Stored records
━━━━━━━━━━━━━━━━

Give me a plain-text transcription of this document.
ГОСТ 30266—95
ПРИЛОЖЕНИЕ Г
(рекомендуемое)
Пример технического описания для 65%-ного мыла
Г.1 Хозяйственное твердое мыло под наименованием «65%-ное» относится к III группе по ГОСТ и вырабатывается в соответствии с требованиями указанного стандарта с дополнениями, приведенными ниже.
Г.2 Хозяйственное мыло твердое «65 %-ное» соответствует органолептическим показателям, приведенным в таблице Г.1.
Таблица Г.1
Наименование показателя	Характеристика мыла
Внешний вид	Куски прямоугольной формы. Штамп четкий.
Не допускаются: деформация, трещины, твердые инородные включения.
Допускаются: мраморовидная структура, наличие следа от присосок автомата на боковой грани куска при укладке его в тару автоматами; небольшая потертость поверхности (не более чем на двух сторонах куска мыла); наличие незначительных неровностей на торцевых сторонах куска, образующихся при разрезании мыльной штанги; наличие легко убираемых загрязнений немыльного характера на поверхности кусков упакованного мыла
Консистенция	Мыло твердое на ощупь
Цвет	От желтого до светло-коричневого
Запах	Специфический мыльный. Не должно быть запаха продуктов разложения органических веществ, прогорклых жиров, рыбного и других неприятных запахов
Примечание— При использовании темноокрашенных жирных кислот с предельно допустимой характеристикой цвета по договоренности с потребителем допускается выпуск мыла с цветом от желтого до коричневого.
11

━━━━━━━━━━━━━━━━

● **Given instruction**: Reproduce every record, matching each line exactly.

● **Solution**:
Give me a plain-text transcription of this document.
ГОСТ 30266—95
ПРИЛОЖЕНИЕ Г
(рекомендуемое)
Пример технического описания для 65%-ного мыла
Г.1 Хозяйственное твердое мыло под наименованием «65%-ное» относится к III группе по ГОСТ и вырабатывается в соответствии с требованиями указанного стандарта с дополнениями, приведенными ниже.
Г.2 Хозяйственное мыло твердое «65 %-ное» соответствует органолептическим показателям, приведенным в таблице Г.1.
Таблица Г.1
Наименование показателя	Характеристика мыла
Внешний вид	Куски прямоугольной формы. Штамп четкий.
Не допускаются: деформация, трещины, твердые инородные включения.
Допускаются: мраморовидная структура, наличие следа от присосок автомата на боковой грани куска при укладке его в тару автоматами; небольшая потертость поверхности (не более чем на двух сторонах куска мыла); наличие незначительных неровностей на торцевых сторонах куска, образующихся при разрезании мыльной штанги; наличие легко убираемых загрязнений немыльного характера на поверхности кусков упакованного мыла
Консистенция	Мыло твердое на ощупь
Цвет	От желтого до светло-коричневого
Запах	Специфический мыльный. Не должно быть запаха продуктов разложения органических веществ, прогорклых жиров, рыбного и других неприятных запахов
Примечание— При использовании темноокрашенных жирных кислот с предельно допустимой характеристикой цвета по договоренности с потребителем допускается выпуск мыла с цветом от желтого до коричневого.
11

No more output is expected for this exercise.